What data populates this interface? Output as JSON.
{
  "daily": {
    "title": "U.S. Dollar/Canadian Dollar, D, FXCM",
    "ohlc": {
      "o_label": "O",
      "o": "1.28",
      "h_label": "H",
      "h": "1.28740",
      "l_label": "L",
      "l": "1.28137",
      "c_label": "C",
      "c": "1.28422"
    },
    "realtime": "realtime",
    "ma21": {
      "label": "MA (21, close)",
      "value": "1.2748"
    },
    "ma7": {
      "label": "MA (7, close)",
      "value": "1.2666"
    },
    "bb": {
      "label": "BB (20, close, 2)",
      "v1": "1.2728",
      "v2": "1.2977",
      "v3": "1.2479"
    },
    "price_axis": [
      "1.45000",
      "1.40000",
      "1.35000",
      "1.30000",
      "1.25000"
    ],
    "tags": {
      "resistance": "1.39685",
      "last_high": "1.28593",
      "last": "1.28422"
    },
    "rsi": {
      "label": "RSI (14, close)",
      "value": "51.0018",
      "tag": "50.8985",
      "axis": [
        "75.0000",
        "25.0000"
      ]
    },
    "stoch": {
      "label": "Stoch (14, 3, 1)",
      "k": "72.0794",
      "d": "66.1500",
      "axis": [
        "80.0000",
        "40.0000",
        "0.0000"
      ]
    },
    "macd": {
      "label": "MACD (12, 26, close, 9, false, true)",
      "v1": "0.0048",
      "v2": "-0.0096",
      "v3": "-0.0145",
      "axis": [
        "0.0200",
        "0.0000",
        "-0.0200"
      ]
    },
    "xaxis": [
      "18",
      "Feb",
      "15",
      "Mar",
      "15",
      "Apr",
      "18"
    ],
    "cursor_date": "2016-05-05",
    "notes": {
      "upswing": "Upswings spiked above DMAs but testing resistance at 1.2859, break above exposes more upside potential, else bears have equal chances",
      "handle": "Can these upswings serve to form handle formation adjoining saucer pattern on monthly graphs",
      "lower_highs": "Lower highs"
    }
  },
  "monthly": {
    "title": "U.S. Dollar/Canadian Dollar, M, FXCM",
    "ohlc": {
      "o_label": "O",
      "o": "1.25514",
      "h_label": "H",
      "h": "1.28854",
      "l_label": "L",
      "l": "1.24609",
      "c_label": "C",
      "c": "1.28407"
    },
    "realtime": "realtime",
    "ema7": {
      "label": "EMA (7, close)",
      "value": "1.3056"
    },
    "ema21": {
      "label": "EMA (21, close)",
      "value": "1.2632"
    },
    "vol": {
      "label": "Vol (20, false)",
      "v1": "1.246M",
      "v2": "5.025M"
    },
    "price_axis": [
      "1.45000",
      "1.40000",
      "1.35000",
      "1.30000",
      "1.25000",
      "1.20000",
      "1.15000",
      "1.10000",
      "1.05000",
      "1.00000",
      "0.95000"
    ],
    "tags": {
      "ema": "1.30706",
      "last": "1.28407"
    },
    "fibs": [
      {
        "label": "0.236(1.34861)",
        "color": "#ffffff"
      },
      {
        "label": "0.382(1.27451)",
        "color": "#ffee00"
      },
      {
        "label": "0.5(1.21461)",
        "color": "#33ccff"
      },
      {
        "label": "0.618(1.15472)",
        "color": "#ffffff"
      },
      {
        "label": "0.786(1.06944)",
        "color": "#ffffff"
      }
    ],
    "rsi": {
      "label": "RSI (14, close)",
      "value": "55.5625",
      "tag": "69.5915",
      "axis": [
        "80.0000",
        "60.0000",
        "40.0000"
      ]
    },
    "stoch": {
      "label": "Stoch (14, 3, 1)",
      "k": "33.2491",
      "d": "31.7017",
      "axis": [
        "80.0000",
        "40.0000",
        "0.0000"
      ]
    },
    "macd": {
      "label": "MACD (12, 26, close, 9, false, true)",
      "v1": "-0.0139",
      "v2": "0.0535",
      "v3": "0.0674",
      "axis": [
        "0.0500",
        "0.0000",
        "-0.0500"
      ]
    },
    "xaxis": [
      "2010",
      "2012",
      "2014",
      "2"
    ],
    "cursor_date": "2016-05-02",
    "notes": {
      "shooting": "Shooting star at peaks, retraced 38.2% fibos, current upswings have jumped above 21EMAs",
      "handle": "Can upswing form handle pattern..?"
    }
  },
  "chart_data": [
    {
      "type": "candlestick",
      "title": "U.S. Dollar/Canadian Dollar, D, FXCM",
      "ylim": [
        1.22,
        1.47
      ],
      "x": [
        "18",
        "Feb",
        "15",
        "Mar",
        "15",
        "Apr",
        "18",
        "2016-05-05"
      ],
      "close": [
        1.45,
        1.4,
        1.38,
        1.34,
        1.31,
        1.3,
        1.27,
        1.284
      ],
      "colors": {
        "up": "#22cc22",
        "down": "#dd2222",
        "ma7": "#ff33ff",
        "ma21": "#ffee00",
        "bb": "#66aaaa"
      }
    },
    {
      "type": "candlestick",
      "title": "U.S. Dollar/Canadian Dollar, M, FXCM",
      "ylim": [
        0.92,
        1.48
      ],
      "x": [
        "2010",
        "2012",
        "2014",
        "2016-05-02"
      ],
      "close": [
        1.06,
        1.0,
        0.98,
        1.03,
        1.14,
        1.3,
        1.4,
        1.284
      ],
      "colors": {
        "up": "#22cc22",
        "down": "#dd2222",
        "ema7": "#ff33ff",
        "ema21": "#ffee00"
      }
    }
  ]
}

Problem to work on => All of the material above needs to be copied exactly.

The answer =>
What data populates this interface? Output as JSON.
{
  "daily": {
    "title": "U.S. Dollar/Canadian Dollar, D, FXCM",
    "ohlc": {
      "o_label": "O",
      "o": "1.28",
      "h_label": "H",
      "h": "1.28740",
      "l_label": "L",
      "l": "1.28137",
      "c_label": "C",
      "c": "1.28422"
    },
    "realtime": "realtime",
    "ma21": {
      "label": "MA (21, close)",
      "value": "1.2748"
    },
    "ma7": {
      "label": "MA (7, close)",
      "value": "1.2666"
    },
    "bb": {
      "label": "BB (20, close, 2)",
      "v1": "1.2728",
      "v2": "1.2977",
      "v3": "1.2479"
    },
    "price_axis": [
      "1.45000",
      "1.40000",
      "1.35000",
      "1.30000",
      "1.25000"
    ],
    "tags": {
      "resistance": "1.39685",
      "last_high": "1.28593",
      "last": "1.28422"
    },
    "rsi": {
      "label": "RSI (14, close)",
      "value": "51.0018",
      "tag": "50.8985",
      "axis": [
        "75.0000",
        "25.0000"
      ]
    },
    "stoch": {
      "label": "Stoch (14, 3, 1)",
      "k": "72.0794",
      "d": "66.1500",
      "axis": [
        "80.0000",
        "40.0000",
        "0.0000"
      ]
    },
    "macd": {
      "label": "MACD (12, 26, close, 9, false, true)",
      "v1": "0.0048",
      "v2": "-0.0096",
      "v3": "-0.0145",
      "axis": [
        "0.0200",
        "0.0000",
        "-0.0200"
      ]
    },
    "xaxis": [
      "18",
      "Feb",
      "15",
      "Mar",
      "15",
      "Apr",
      "18"
    ],
    "cursor_date": "2016-05-05",
    "notes": {
      "upswing": "Upswings spiked above DMAs but testing resistance at 1.2859, break above exposes more upside potential, else bears have equal chances",
      "handle": "Can these upswings serve to form handle formation adjoining saucer pattern on monthly graphs",
      "lower_highs": "Lower highs"
    }
  },
  "monthly": {
    "title": "U.S. Dollar/Canadian Dollar, M, FXCM",
    "ohlc": {
      "o_label": "O",
      "o": "1.25514",
      "h_label": "H",
      "h": "1.28854",
      "l_label": "L",
      "l": "1.24609",
      "c_label": "C",
      "c": "1.28407"
    },
    "realtime": "realtime",
    "ema7": {
      "label": "EMA (7, close)",
      "value": "1.3056"
    },
    "ema21": {
      "label": "EMA (21, close)",
      "value": "1.2632"
    },
    "vol": {
      "label": "Vol (20, false)",
      "v1": "1.246M",
      "v2": "5.025M"
    },
    "price_axis": [
      "1.45000",
      "1.40000",
      "1.35000",
      "1.30000",
      "1.25000",
      "1.20000",
      "1.15000",
      "1.10000",
      "1.05000",
      "1.00000",
      "0.95000"
    ],
    "tags": {
      "ema": "1.30706",
      "last": "1.28407"
    },
    "fibs": [
      {
        "label": "0.236(1.34861)",
        "color": "#ffffff"
      },
      {
        "label": "0.382(1.27451)",
        "color": "#ffee00"
      },
      {
        "label": "0.5(1.21461)",
        "color": "#33ccff"
      },
      {
        "label": "0.618(1.15472)",
        "color": "#ffffff"
      },
      {
        "label": "0.786(1.06944)",
        "color": "#ffffff"
      }
    ],
    "rsi": {
      "label": "RSI (14, close)",
      "value": "55.5625",
      "tag": "69.5915",
      "axis": [
        "80.0000",
        "60.0000",
        "40.0000"
      ]
    },
    "stoch": {
      "label": "Stoch (14, 3, 1)",
      "k": "33.2491",
      "d": "31.7017",
      "axis": [
        "80.0000",
        "40.0000",
        "0.0000"
      ]
    },
    "macd": {
      "label": "MACD (12, 26, close, 9, false, true)",
      "v1": "-0.0139",
      "v2": "0.0535",
      "v3": "0.0674",
      "axis": [
        "0.0500",
        "0.0000",
        "-0.0500"
      ]
    },
    "xaxis": [
      "2010",
      "2012",
      "2014",
      "2"
    ],
    "cursor_date": "2016-05-02",
    "notes": {
      "shooting": "Shooting star at peaks, retraced 38.2% fibos, current upswings have jumped above 21EMAs",
      "handle": "Can upswing form handle pattern..?"
    }
  },
  "chart_data": [
    {
      "type": "candlestick",
      "title": "U.S. Dollar/Canadian Dollar, D, FXCM",
      "ylim": [
        1.22,
        1.47
      ],
      "x": [
        "18",
        "Feb",
        "15",
        "Mar",
        "15",
        "Apr",
        "18",
        "2016-05-05"
      ],
      "close": [
        1.45,
        1.4,
        1.38,
        1.34,
        1.31,
        1.3,
        1.27,
        1.284
      ],
      "colors": {
        "up": "#22cc22",
        "down": "#dd2222",
        "ma7": "#ff33ff",
        "ma21": "#ffee00",
        "bb": "#66aaaa"
      }
    },
    {
      "type": "candlestick",
      "title": "U.S. Dollar/Canadian Dollar, M, FXCM",
      "ylim": [
        0.92,
        1.48
      ],
      "x": [
        "2010",
        "2012",
        "2014",
        "2016-05-02"
      ],
      "close": [
        1.06,
        1.0,
        0.98,
        1.03,
        1.14,
        1.3,
        1.4,
        1.284
      ],
      "colors": {
        "up": "#22cc22",
        "down": "#dd2222",
        "ema7": "#ff33ff",
        "ema21": "#ffee00"
      }
    }
  ]
}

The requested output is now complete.